Output all the entries word for word. Omit the pictures.

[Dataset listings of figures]
+++++
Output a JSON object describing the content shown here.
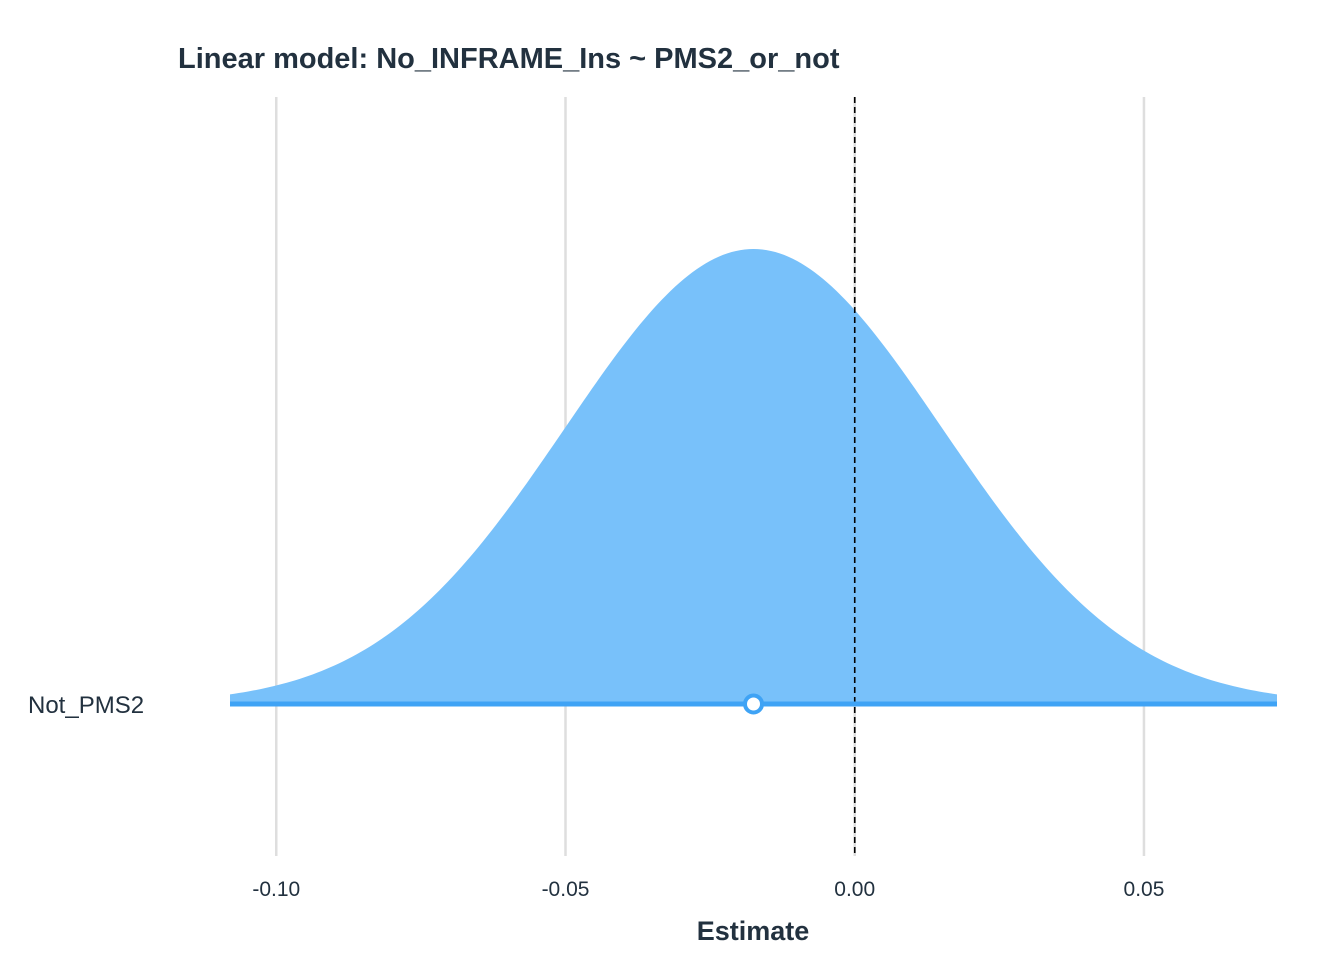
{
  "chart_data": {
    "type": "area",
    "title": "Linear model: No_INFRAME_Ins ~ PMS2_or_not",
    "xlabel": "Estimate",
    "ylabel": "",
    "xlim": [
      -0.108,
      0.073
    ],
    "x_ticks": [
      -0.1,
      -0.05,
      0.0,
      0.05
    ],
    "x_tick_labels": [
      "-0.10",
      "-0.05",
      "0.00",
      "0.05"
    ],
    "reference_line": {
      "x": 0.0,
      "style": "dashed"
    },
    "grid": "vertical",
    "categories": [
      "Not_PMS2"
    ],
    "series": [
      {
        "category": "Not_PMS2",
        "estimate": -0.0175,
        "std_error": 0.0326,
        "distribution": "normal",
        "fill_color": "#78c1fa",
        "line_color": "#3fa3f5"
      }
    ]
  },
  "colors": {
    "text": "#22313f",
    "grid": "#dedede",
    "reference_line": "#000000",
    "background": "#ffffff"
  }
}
+++++
Answer to this exercise:
Output a JSON object describing the content shown here.
{
  "chart_data": {
    "type": "area",
    "title": "Linear model: No_INFRAME_Ins ~ PMS2_or_not",
    "xlabel": "Estimate",
    "ylabel": "",
    "xlim": [
      -0.108,
      0.073
    ],
    "x_ticks": [
      -0.1,
      -0.05,
      0.0,
      0.05
    ],
    "x_tick_labels": [
      "-0.10",
      "-0.05",
      "0.00",
      "0.05"
    ],
    "reference_line": {
      "x": 0.0,
      "style": "dashed"
    },
    "grid": "vertical",
    "categories": [
      "Not_PMS2"
    ],
    "series": [
      {
        "category": "Not_PMS2",
        "estimate": -0.0175,
        "std_error": 0.0326,
        "distribution": "normal",
        "fill_color": "#78c1fa",
        "line_color": "#3fa3f5"
      }
    ]
  },
  "colors": {
    "text": "#22313f",
    "grid": "#dedede",
    "reference_line": "#000000",
    "background": "#ffffff"
  }
}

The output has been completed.